• [DATA SUPPLIED]:
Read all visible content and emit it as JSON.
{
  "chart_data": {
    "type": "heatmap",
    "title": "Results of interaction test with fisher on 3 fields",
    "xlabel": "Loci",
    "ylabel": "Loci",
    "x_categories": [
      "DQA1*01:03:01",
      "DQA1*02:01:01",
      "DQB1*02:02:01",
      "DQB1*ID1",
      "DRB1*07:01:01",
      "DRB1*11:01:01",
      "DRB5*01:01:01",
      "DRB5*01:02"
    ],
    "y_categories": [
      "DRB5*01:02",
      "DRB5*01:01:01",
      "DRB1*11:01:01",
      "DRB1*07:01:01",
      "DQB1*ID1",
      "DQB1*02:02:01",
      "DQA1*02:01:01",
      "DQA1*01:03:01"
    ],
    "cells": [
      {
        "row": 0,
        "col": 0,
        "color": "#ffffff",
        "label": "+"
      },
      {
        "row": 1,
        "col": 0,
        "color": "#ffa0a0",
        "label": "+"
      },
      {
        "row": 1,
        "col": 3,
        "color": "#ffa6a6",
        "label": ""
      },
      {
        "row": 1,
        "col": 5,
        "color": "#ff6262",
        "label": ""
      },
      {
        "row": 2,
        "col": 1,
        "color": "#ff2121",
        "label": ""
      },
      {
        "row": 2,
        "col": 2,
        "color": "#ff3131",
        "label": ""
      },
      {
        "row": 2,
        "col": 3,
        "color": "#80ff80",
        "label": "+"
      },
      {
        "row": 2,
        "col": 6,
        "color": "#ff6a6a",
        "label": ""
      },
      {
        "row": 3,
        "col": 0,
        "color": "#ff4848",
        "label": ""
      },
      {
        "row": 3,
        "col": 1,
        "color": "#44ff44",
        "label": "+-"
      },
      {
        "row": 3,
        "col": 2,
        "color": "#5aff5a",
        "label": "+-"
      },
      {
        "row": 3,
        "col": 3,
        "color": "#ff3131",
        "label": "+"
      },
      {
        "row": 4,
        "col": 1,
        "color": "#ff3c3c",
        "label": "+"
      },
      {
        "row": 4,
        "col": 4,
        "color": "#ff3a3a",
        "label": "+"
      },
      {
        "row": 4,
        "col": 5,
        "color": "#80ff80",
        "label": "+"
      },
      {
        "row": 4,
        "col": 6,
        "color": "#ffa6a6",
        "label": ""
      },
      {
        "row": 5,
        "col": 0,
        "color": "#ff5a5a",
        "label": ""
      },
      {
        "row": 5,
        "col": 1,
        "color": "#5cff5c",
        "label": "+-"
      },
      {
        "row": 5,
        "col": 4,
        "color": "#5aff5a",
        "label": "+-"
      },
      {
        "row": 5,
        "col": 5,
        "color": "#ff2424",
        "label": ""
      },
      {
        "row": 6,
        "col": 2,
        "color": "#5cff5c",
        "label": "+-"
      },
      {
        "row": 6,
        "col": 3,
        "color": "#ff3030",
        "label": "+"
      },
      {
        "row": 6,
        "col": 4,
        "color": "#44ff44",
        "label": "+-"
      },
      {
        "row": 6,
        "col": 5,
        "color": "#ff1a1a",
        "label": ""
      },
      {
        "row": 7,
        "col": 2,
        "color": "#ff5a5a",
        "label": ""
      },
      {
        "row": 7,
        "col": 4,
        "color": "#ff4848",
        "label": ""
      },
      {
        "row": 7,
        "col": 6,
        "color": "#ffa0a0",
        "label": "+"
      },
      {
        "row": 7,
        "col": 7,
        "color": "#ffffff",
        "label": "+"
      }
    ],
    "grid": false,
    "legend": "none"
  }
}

* * *

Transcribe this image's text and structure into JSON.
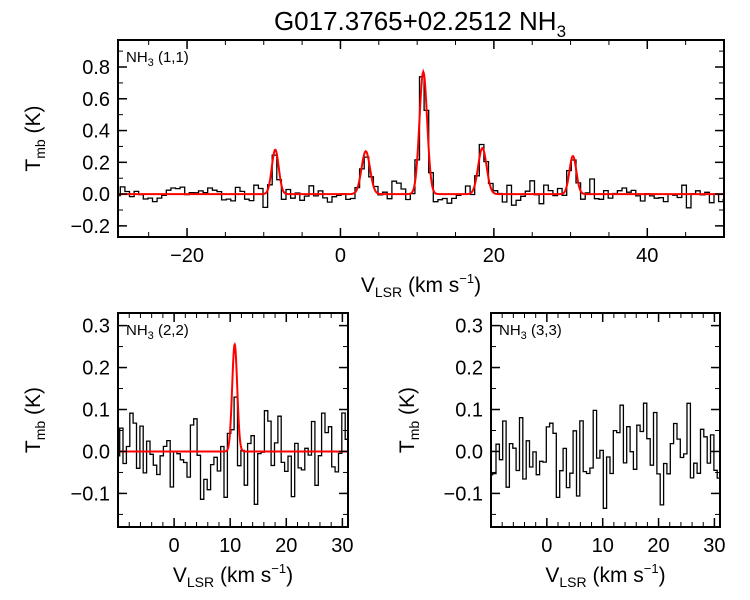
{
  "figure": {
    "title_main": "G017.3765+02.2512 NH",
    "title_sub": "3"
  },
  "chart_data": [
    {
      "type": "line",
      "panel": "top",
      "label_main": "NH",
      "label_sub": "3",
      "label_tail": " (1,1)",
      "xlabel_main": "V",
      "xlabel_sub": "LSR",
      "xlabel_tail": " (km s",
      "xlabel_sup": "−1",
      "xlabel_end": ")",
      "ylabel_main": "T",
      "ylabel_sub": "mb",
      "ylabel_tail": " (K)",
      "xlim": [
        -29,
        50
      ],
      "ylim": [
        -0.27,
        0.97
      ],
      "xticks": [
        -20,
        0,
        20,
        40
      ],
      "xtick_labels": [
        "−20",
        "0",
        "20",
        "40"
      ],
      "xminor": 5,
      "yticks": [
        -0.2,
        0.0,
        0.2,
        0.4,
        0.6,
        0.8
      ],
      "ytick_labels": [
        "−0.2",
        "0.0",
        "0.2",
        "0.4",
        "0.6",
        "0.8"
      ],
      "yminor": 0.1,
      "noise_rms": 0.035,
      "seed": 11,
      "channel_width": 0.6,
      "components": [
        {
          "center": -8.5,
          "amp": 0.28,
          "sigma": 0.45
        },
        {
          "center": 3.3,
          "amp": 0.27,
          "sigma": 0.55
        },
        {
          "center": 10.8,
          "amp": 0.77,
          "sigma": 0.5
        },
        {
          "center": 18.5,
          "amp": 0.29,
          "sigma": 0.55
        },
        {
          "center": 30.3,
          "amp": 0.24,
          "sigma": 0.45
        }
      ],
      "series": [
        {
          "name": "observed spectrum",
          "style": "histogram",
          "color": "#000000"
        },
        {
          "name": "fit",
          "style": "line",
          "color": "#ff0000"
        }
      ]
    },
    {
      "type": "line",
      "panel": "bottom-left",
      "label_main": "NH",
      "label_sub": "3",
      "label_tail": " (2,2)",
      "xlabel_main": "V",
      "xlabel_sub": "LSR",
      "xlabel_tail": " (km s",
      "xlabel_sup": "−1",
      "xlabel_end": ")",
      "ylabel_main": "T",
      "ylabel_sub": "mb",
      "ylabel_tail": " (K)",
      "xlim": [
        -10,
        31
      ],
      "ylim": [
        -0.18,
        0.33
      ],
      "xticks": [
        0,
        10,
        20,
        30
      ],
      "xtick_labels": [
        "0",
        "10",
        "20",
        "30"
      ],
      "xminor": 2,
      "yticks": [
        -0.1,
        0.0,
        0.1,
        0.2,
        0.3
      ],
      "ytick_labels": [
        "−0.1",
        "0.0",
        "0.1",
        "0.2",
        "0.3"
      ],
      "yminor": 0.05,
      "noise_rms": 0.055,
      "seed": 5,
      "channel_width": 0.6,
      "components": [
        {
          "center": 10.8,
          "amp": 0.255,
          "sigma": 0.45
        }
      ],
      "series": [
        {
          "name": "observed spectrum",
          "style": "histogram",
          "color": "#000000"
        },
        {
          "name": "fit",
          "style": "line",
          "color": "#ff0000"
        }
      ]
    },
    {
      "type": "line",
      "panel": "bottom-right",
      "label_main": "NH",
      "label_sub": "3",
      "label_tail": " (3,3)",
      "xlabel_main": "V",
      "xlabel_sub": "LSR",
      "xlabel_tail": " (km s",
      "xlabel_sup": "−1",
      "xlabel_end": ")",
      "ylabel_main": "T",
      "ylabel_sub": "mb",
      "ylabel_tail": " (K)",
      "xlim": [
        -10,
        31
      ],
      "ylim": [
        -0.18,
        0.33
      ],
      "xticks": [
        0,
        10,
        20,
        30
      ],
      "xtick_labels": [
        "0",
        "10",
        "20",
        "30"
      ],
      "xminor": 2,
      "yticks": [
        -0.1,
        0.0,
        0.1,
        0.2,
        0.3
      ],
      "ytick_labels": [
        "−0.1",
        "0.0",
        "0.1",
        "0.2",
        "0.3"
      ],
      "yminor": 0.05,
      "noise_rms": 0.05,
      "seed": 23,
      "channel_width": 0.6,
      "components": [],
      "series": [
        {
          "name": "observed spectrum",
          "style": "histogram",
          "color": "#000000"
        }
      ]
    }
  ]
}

• [WHAT YOU NEED TO DO]: Go through the listing above and return every line where the word "center" occurs.

• [WRITTEN ANSWER]:
          "center": -8.5,
          "center": 3.3,
          "center": 10.8,
          "center": 18.5,
          "center": 30.3,
          "center": 10.8,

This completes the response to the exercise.